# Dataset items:
# # #
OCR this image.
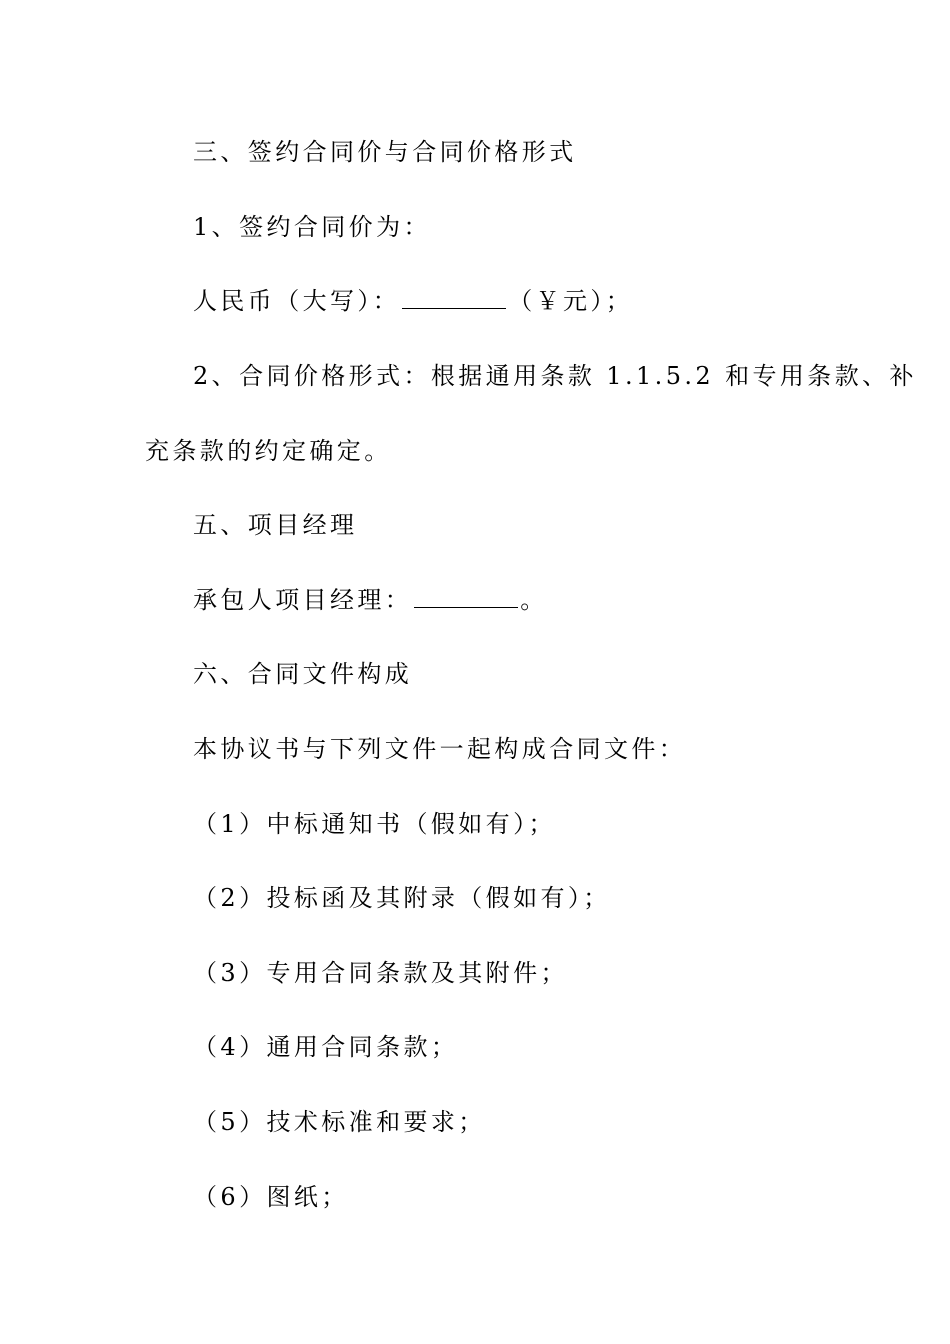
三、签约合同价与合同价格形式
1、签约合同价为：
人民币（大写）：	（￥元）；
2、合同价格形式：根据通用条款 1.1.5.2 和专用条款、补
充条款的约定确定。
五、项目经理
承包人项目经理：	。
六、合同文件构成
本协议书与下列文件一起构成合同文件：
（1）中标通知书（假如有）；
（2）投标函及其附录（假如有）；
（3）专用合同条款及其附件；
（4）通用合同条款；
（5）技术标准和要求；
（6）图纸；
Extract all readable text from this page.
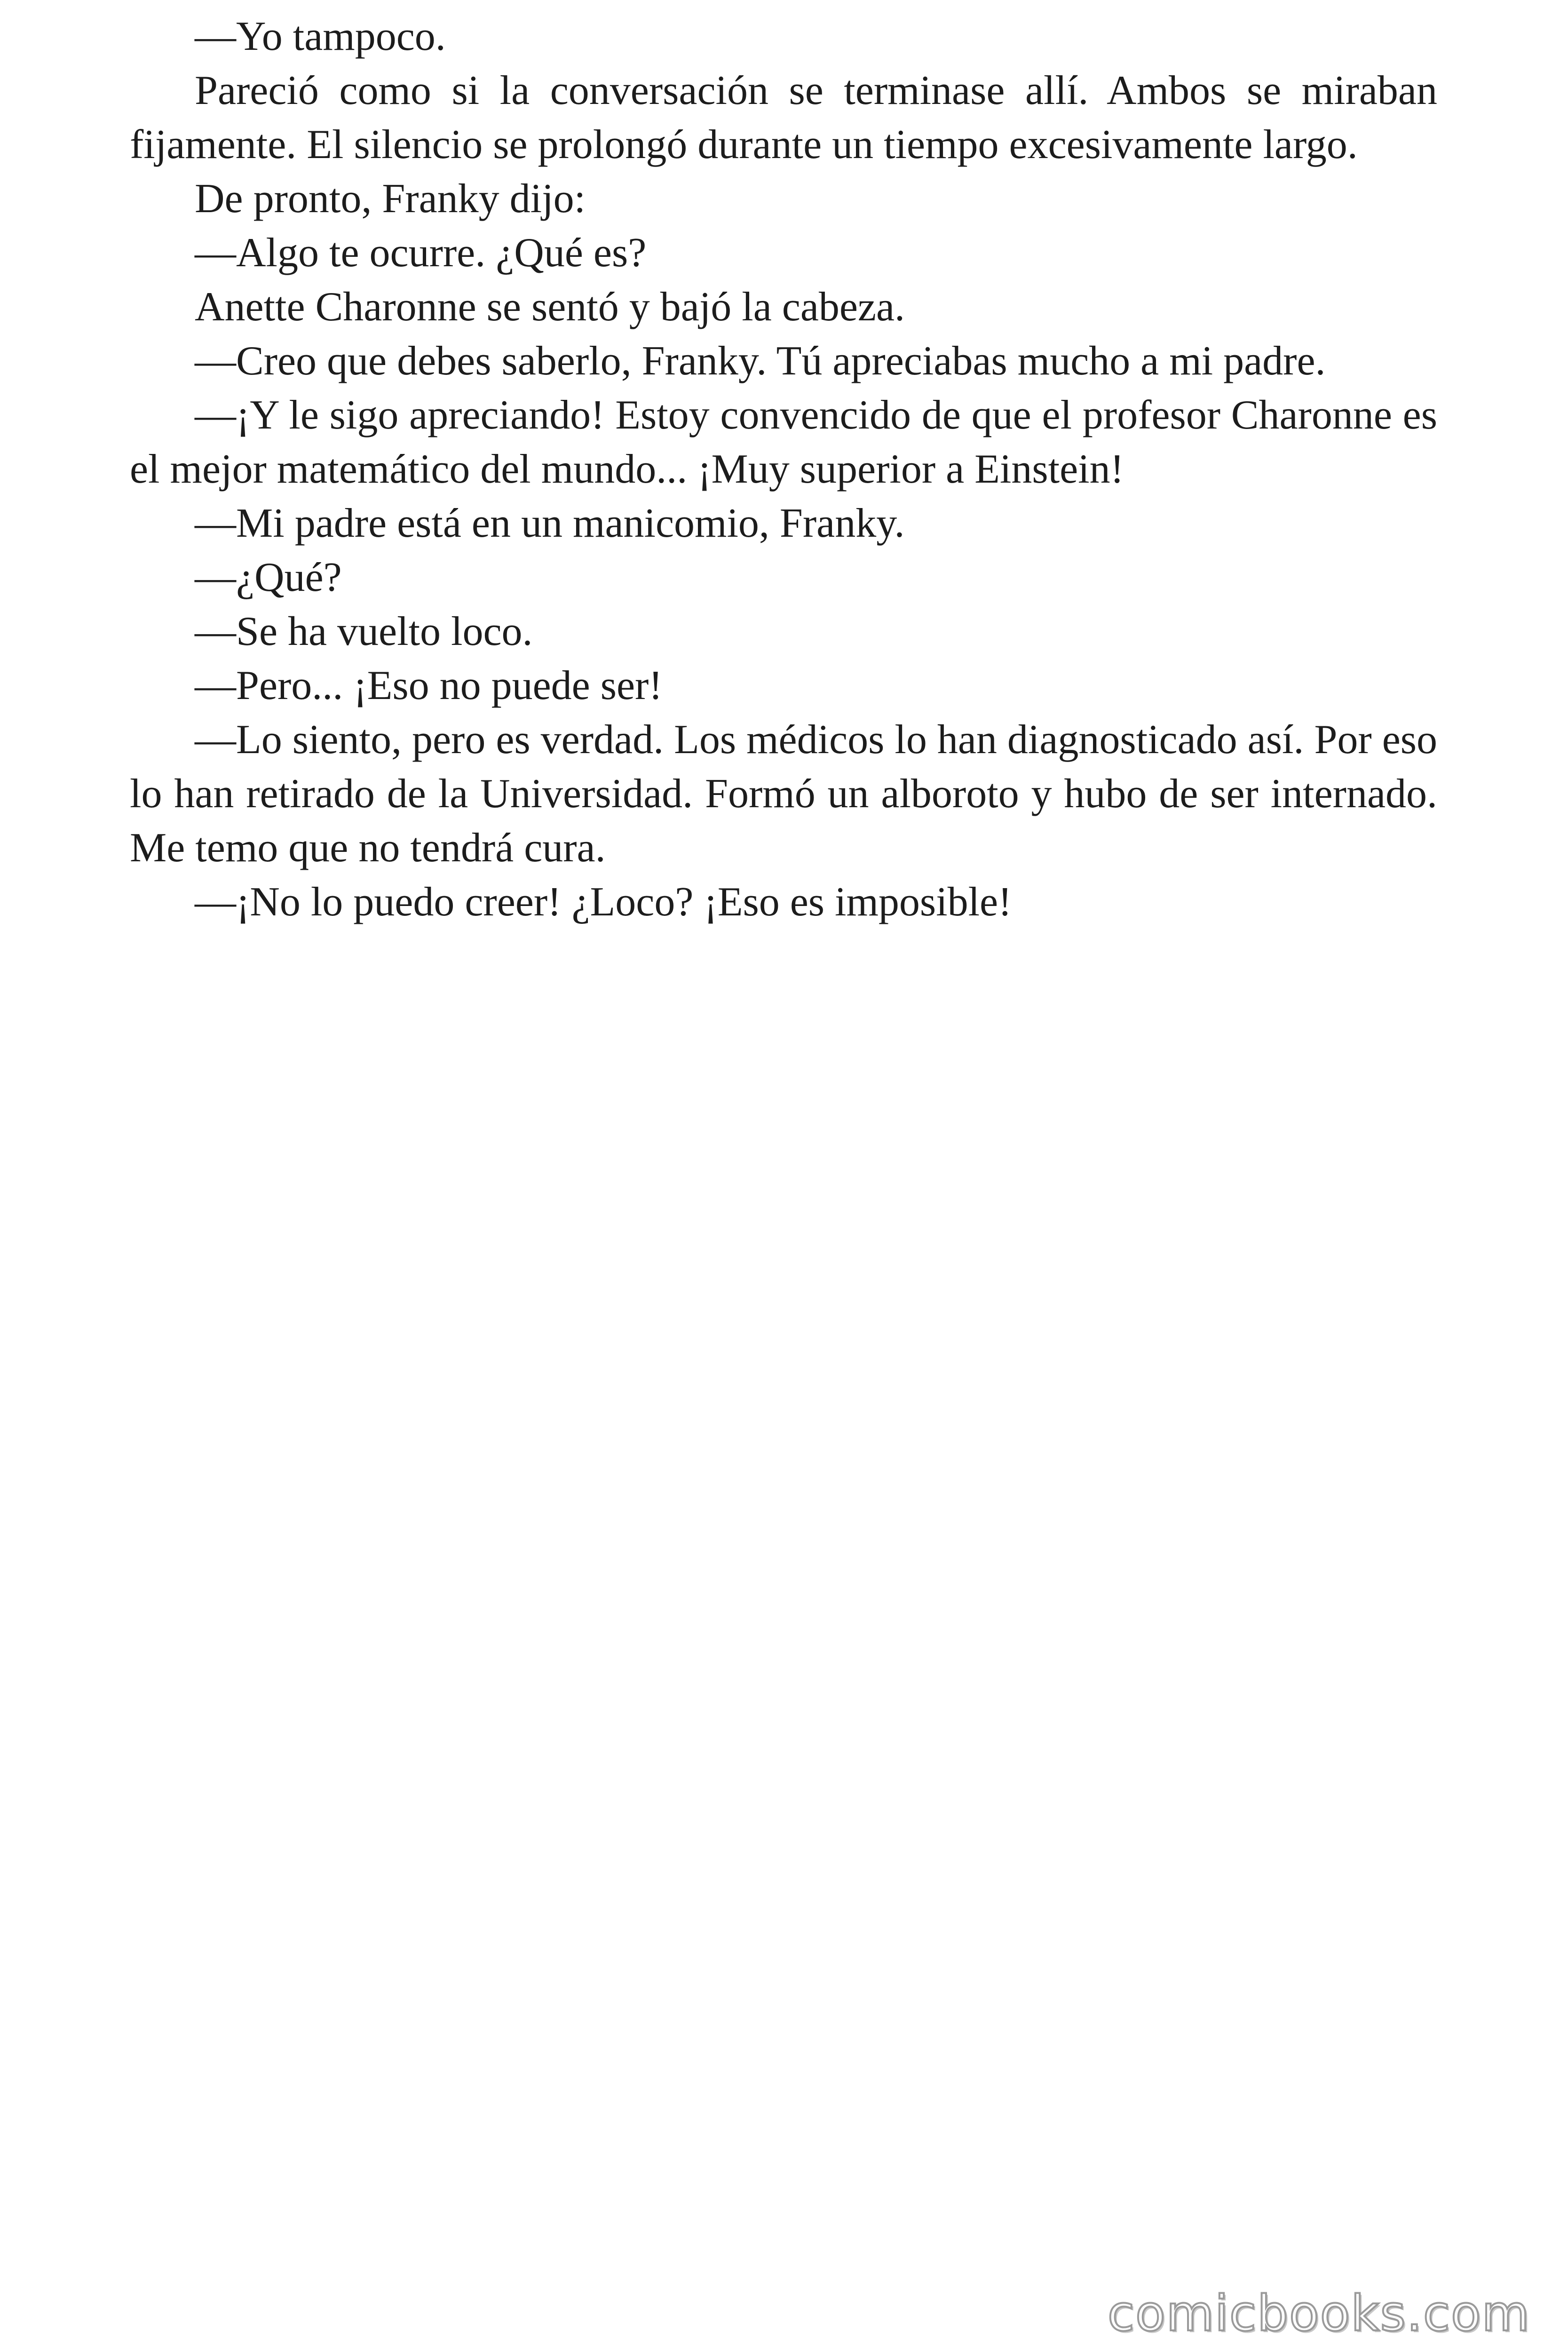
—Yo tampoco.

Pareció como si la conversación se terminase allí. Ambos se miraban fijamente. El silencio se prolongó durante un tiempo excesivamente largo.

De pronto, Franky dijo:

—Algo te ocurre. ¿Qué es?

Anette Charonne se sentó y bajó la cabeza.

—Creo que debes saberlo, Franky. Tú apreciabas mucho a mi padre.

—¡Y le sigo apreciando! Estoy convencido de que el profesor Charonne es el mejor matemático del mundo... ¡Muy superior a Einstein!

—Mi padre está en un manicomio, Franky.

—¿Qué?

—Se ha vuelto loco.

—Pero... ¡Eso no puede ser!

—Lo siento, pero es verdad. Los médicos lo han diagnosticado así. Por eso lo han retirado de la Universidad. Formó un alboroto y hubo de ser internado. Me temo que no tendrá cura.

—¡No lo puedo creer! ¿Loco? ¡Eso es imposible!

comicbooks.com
# # #
# Task statement:
Copy each line above that contains the word "Charonne".

# Exercise output:
Anette Charonne se sentó y bajó la cabeza.
—¡Y le sigo apreciando! Estoy convencido de que el profesor Charonne es el mejor matemático del mundo... ¡Muy superior a Einstein!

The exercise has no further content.